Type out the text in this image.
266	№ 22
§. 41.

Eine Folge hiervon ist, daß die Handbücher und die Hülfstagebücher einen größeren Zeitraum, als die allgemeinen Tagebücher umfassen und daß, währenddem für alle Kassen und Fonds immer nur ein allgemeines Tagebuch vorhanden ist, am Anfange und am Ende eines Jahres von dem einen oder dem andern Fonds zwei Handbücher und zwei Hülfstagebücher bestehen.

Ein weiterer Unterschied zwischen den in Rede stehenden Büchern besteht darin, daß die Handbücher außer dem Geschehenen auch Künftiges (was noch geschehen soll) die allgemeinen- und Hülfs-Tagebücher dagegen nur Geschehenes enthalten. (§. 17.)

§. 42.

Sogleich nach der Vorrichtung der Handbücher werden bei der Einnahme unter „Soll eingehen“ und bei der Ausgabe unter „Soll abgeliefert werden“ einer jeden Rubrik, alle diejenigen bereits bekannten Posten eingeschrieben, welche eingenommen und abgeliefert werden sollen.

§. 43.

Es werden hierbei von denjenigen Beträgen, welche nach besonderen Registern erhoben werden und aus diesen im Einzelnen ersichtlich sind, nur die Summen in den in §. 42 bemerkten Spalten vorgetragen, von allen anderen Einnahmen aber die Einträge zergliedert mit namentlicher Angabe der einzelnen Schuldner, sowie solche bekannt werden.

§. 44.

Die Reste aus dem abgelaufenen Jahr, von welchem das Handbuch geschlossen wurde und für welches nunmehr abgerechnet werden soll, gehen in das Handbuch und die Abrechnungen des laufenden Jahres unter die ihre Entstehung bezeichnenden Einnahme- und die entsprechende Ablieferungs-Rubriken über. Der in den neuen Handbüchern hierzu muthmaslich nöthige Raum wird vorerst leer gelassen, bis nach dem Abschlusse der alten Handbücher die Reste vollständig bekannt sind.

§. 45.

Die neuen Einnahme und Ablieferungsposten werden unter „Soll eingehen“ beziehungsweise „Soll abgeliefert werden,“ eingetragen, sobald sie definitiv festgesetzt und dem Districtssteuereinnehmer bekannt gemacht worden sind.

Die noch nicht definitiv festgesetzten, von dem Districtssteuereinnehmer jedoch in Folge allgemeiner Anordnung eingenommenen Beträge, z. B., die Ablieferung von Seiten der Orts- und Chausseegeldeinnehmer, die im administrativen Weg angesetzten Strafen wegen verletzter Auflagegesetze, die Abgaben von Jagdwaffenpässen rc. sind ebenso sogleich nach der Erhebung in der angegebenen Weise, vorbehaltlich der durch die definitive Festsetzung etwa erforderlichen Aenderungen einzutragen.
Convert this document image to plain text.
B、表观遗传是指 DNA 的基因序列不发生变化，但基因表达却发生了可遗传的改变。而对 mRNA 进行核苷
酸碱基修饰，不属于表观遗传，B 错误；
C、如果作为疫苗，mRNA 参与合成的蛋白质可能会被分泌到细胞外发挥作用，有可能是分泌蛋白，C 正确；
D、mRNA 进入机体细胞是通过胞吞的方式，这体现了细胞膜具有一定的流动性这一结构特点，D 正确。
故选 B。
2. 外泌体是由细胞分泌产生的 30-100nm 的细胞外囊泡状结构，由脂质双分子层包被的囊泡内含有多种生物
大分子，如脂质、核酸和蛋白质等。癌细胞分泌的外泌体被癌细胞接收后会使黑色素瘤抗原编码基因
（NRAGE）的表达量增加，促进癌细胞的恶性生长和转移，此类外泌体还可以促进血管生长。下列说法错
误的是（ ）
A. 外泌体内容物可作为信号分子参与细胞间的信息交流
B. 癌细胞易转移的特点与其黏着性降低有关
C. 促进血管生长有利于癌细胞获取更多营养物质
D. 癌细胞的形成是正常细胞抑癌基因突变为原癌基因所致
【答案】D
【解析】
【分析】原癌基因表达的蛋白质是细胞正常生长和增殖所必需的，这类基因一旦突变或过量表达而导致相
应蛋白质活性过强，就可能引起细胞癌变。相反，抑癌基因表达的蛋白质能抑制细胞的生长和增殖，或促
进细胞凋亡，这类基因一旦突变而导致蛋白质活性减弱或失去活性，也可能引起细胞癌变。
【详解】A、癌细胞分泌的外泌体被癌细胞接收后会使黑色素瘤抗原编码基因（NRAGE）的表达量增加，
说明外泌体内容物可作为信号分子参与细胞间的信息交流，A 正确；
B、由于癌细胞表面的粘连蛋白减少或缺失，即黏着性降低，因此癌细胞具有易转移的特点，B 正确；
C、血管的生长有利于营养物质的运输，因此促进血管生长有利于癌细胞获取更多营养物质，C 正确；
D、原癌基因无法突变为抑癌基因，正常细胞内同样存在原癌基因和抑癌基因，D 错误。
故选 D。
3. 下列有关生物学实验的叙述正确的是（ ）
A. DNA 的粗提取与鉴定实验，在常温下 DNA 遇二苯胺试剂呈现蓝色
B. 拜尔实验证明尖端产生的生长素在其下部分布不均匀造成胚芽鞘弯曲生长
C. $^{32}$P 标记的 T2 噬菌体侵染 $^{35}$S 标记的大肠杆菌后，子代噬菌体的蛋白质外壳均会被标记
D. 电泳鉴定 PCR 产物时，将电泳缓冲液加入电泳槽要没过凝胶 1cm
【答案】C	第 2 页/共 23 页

※ ※ ※

To do
Find each line of the data above that holds the word "eingehen", then copy it.

Your response
Sogleich nach der Vorrichtung der Handbücher werden bei der Einnahme unter „Soll eingehen“ und bei der Ausgabe unter „Soll abgeliefert werden“ einer jeden Rubrik, alle diejenigen bereits bekannten Posten eingeschrieben, welche eingenommen und abgeliefert werden sollen.
Die neuen Einnahme und Ablieferungsposten werden unter „Soll eingehen“ beziehungsweise „Soll abgeliefert werden,“ eingetragen, sobald sie definitiv festgesetzt und dem Districtssteuereinnehmer bekannt gemacht worden sind.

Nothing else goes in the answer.